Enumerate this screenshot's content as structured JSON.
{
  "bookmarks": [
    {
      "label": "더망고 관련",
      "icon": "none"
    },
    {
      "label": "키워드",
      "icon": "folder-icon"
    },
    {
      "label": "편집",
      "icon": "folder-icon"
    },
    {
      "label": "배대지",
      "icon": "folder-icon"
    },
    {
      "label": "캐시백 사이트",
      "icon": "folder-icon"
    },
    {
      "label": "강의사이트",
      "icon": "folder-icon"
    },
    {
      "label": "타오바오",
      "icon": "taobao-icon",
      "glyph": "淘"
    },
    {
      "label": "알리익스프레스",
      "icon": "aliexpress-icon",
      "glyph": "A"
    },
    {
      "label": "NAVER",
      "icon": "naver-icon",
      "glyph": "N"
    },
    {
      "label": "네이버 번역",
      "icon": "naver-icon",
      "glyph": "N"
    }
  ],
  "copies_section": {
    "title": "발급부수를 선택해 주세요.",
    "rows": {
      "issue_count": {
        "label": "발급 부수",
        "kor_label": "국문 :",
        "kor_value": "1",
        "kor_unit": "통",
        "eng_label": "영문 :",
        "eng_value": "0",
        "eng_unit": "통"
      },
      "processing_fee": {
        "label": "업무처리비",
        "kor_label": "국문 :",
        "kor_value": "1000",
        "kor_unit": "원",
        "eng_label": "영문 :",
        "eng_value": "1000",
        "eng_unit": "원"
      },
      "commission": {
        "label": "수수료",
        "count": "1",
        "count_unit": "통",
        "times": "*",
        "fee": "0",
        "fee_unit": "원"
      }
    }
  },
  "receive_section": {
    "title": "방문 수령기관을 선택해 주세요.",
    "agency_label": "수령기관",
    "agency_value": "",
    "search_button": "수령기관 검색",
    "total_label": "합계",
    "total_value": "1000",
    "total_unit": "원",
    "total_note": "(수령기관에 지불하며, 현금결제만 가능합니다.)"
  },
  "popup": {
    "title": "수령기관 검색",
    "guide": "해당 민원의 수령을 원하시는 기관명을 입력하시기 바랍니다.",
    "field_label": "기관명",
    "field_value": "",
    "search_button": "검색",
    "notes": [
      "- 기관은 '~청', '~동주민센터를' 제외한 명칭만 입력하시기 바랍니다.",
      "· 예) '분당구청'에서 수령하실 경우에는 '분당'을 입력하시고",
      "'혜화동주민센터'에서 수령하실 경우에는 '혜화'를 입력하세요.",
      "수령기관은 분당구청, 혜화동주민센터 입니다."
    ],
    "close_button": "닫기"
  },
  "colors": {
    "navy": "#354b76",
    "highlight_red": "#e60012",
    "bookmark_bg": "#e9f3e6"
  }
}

------------------------------------------------------------

■ **WHAT THE TASK ASKS**
Transcribe the full listing above without leaving anything out.

■ **COMPLETE OUTPUT**
Enumerate this screenshot's content as structured JSON.
{
  "bookmarks": [
    {
      "label": "더망고 관련",
      "icon": "none"
    },
    {
      "label": "키워드",
      "icon": "folder-icon"
    },
    {
      "label": "편집",
      "icon": "folder-icon"
    },
    {
      "label": "배대지",
      "icon": "folder-icon"
    },
    {
      "label": "캐시백 사이트",
      "icon": "folder-icon"
    },
    {
      "label": "강의사이트",
      "icon": "folder-icon"
    },
    {
      "label": "타오바오",
      "icon": "taobao-icon",
      "glyph": "淘"
    },
    {
      "label": "알리익스프레스",
      "icon": "aliexpress-icon",
      "glyph": "A"
    },
    {
      "label": "NAVER",
      "icon": "naver-icon",
      "glyph": "N"
    },
    {
      "label": "네이버 번역",
      "icon": "naver-icon",
      "glyph": "N"
    }
  ],
  "copies_section": {
    "title": "발급부수를 선택해 주세요.",
    "rows": {
      "issue_count": {
        "label": "발급 부수",
        "kor_label": "국문 :",
        "kor_value": "1",
        "kor_unit": "통",
        "eng_label": "영문 :",
        "eng_value": "0",
        "eng_unit": "통"
      },
      "processing_fee": {
        "label": "업무처리비",
        "kor_label": "국문 :",
        "kor_value": "1000",
        "kor_unit": "원",
        "eng_label": "영문 :",
        "eng_value": "1000",
        "eng_unit": "원"
      },
      "commission": {
        "label": "수수료",
        "count": "1",
        "count_unit": "통",
        "times": "*",
        "fee": "0",
        "fee_unit": "원"
      }
    }
  },
  "receive_section": {
    "title": "방문 수령기관을 선택해 주세요.",
    "agency_label": "수령기관",
    "agency_value": "",
    "search_button": "수령기관 검색",
    "total_label": "합계",
    "total_value": "1000",
    "total_unit": "원",
    "total_note": "(수령기관에 지불하며, 현금결제만 가능합니다.)"
  },
  "popup": {
    "title": "수령기관 검색",
    "guide": "해당 민원의 수령을 원하시는 기관명을 입력하시기 바랍니다.",
    "field_label": "기관명",
    "field_value": "",
    "search_button": "검색",
    "notes": [
      "- 기관은 '~청', '~동주민센터를' 제외한 명칭만 입력하시기 바랍니다.",
      "· 예) '분당구청'에서 수령하실 경우에는 '분당'을 입력하시고",
      "'혜화동주민센터'에서 수령하실 경우에는 '혜화'를 입력하세요.",
      "수령기관은 분당구청, 혜화동주민센터 입니다."
    ],
    "close_button": "닫기"
  },
  "colors": {
    "navy": "#354b76",
    "highlight_red": "#e60012",
    "bookmark_bg": "#e9f3e6"
  }
}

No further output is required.